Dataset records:
========================================================================

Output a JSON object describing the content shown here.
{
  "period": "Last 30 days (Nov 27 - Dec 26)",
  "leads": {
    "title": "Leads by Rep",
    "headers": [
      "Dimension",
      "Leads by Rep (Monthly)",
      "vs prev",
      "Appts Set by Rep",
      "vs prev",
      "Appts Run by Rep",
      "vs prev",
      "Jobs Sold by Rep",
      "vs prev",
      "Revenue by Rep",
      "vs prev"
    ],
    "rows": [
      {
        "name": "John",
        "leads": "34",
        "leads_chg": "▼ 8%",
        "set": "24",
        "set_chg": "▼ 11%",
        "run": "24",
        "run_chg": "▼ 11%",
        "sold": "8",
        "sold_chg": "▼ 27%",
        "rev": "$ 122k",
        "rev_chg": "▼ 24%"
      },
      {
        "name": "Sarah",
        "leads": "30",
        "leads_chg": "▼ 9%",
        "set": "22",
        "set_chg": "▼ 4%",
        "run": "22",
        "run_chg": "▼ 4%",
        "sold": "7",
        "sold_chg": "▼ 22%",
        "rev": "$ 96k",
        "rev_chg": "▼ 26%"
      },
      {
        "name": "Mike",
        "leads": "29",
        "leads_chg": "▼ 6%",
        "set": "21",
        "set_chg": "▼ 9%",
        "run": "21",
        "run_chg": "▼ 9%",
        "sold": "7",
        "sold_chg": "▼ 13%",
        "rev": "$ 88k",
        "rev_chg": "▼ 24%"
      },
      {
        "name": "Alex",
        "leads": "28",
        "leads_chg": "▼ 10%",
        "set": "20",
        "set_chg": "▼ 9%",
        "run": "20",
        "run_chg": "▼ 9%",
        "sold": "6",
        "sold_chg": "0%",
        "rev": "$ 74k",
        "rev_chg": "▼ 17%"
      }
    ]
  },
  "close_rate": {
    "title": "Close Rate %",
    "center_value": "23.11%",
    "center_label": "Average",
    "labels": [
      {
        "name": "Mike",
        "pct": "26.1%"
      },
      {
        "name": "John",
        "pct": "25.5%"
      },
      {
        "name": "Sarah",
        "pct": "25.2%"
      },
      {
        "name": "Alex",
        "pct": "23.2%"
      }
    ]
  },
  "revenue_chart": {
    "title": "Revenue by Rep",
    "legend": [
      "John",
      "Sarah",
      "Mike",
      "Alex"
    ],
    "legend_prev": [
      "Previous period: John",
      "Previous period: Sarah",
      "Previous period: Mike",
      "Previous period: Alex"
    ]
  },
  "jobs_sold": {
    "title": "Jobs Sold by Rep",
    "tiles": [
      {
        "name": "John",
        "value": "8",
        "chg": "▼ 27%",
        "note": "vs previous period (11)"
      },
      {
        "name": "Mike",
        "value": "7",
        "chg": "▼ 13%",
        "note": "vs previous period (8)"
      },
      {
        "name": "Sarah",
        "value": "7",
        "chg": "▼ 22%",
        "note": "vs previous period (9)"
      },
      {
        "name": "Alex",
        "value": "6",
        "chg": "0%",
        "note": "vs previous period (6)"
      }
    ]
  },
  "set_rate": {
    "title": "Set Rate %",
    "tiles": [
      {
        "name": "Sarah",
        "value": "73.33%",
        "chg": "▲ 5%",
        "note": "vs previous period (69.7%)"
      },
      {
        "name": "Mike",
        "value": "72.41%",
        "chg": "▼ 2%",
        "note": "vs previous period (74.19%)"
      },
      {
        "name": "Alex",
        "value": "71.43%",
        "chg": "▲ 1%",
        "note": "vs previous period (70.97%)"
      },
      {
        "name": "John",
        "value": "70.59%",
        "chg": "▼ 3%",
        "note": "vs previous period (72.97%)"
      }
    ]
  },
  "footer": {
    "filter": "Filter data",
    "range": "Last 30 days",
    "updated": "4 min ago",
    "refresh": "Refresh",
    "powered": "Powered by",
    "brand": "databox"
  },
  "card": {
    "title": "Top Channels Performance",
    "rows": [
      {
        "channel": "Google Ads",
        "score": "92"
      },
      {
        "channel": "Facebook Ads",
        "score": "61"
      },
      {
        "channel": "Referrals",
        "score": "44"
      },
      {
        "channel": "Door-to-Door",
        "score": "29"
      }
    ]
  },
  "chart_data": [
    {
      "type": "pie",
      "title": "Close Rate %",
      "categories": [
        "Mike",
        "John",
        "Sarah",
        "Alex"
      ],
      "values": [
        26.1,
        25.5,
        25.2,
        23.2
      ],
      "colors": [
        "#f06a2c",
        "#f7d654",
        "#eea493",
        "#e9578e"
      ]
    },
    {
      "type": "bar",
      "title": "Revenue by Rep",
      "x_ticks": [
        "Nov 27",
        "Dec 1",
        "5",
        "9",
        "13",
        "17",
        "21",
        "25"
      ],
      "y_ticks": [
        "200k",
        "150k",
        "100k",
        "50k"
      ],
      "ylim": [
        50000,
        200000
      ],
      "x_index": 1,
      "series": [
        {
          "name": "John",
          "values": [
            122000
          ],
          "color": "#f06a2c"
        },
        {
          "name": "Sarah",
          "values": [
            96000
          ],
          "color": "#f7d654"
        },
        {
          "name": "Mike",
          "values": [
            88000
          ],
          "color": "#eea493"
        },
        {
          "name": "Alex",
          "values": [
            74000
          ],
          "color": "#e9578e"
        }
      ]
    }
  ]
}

========================================================================

STATED GOAL: Copy each record from above without leaving any out.

SOLUTION TO THE EXERCISE:
Output a JSON object describing the content shown here.
{
  "period": "Last 30 days (Nov 27 - Dec 26)",
  "leads": {
    "title": "Leads by Rep",
    "headers": [
      "Dimension",
      "Leads by Rep (Monthly)",
      "vs prev",
      "Appts Set by Rep",
      "vs prev",
      "Appts Run by Rep",
      "vs prev",
      "Jobs Sold by Rep",
      "vs prev",
      "Revenue by Rep",
      "vs prev"
    ],
    "rows": [
      {
        "name": "John",
        "leads": "34",
        "leads_chg": "▼ 8%",
        "set": "24",
        "set_chg": "▼ 11%",
        "run": "24",
        "run_chg": "▼ 11%",
        "sold": "8",
        "sold_chg": "▼ 27%",
        "rev": "$ 122k",
        "rev_chg": "▼ 24%"
      },
      {
        "name": "Sarah",
        "leads": "30",
        "leads_chg": "▼ 9%",
        "set": "22",
        "set_chg": "▼ 4%",
        "run": "22",
        "run_chg": "▼ 4%",
        "sold": "7",
        "sold_chg": "▼ 22%",
        "rev": "$ 96k",
        "rev_chg": "▼ 26%"
      },
      {
        "name": "Mike",
        "leads": "29",
        "leads_chg": "▼ 6%",
        "set": "21",
        "set_chg": "▼ 9%",
        "run": "21",
        "run_chg": "▼ 9%",
        "sold": "7",
        "sold_chg": "▼ 13%",
        "rev": "$ 88k",
        "rev_chg": "▼ 24%"
      },
      {
        "name": "Alex",
        "leads": "28",
        "leads_chg": "▼ 10%",
        "set": "20",
        "set_chg": "▼ 9%",
        "run": "20",
        "run_chg": "▼ 9%",
        "sold": "6",
        "sold_chg": "0%",
        "rev": "$ 74k",
        "rev_chg": "▼ 17%"
      }
    ]
  },
  "close_rate": {
    "title": "Close Rate %",
    "center_value": "23.11%",
    "center_label": "Average",
    "labels": [
      {
        "name": "Mike",
        "pct": "26.1%"
      },
      {
        "name": "John",
        "pct": "25.5%"
      },
      {
        "name": "Sarah",
        "pct": "25.2%"
      },
      {
        "name": "Alex",
        "pct": "23.2%"
      }
    ]
  },
  "revenue_chart": {
    "title": "Revenue by Rep",
    "legend": [
      "John",
      "Sarah",
      "Mike",
      "Alex"
    ],
    "legend_prev": [
      "Previous period: John",
      "Previous period: Sarah",
      "Previous period: Mike",
      "Previous period: Alex"
    ]
  },
  "jobs_sold": {
    "title": "Jobs Sold by Rep",
    "tiles": [
      {
        "name": "John",
        "value": "8",
        "chg": "▼ 27%",
        "note": "vs previous period (11)"
      },
      {
        "name": "Mike",
        "value": "7",
        "chg": "▼ 13%",
        "note": "vs previous period (8)"
      },
      {
        "name": "Sarah",
        "value": "7",
        "chg": "▼ 22%",
        "note": "vs previous period (9)"
      },
      {
        "name": "Alex",
        "value": "6",
        "chg": "0%",
        "note": "vs previous period (6)"
      }
    ]
  },
  "set_rate": {
    "title": "Set Rate %",
    "tiles": [
      {
        "name": "Sarah",
        "value": "73.33%",
        "chg": "▲ 5%",
        "note": "vs previous period (69.7%)"
      },
      {
        "name": "Mike",
        "value": "72.41%",
        "chg": "▼ 2%",
        "note": "vs previous period (74.19%)"
      },
      {
        "name": "Alex",
        "value": "71.43%",
        "chg": "▲ 1%",
        "note": "vs previous period (70.97%)"
      },
      {
        "name": "John",
        "value": "70.59%",
        "chg": "▼ 3%",
        "note": "vs previous period (72.97%)"
      }
    ]
  },
  "footer": {
    "filter": "Filter data",
    "range": "Last 30 days",
    "updated": "4 min ago",
    "refresh": "Refresh",
    "powered": "Powered by",
    "brand": "databox"
  },
  "card": {
    "title": "Top Channels Performance",
    "rows": [
      {
        "channel": "Google Ads",
        "score": "92"
      },
      {
        "channel": "Facebook Ads",
        "score": "61"
      },
      {
        "channel": "Referrals",
        "score": "44"
      },
      {
        "channel": "Door-to-Door",
        "score": "29"
      }
    ]
  },
  "chart_data": [
    {
      "type": "pie",
      "title": "Close Rate %",
      "categories": [
        "Mike",
        "John",
        "Sarah",
        "Alex"
      ],
      "values": [
        26.1,
        25.5,
        25.2,
        23.2
      ],
      "colors": [
        "#f06a2c",
        "#f7d654",
        "#eea493",
        "#e9578e"
      ]
    },
    {
      "type": "bar",
      "title": "Revenue by Rep",
      "x_ticks": [
        "Nov 27",
        "Dec 1",
        "5",
        "9",
        "13",
        "17",
        "21",
        "25"
      ],
      "y_ticks": [
        "200k",
        "150k",
        "100k",
        "50k"
      ],
      "ylim": [
        50000,
        200000
      ],
      "x_index": 1,
      "series": [
        {
          "name": "John",
          "values": [
            122000
          ],
          "color": "#f06a2c"
        },
        {
          "name": "Sarah",
          "values": [
            96000
          ],
          "color": "#f7d654"
        },
        {
          "name": "Mike",
          "values": [
            88000
          ],
          "color": "#eea493"
        },
        {
          "name": "Alex",
          "values": [
            74000
          ],
          "color": "#e9578e"
        }
      ]
    }
  ]
}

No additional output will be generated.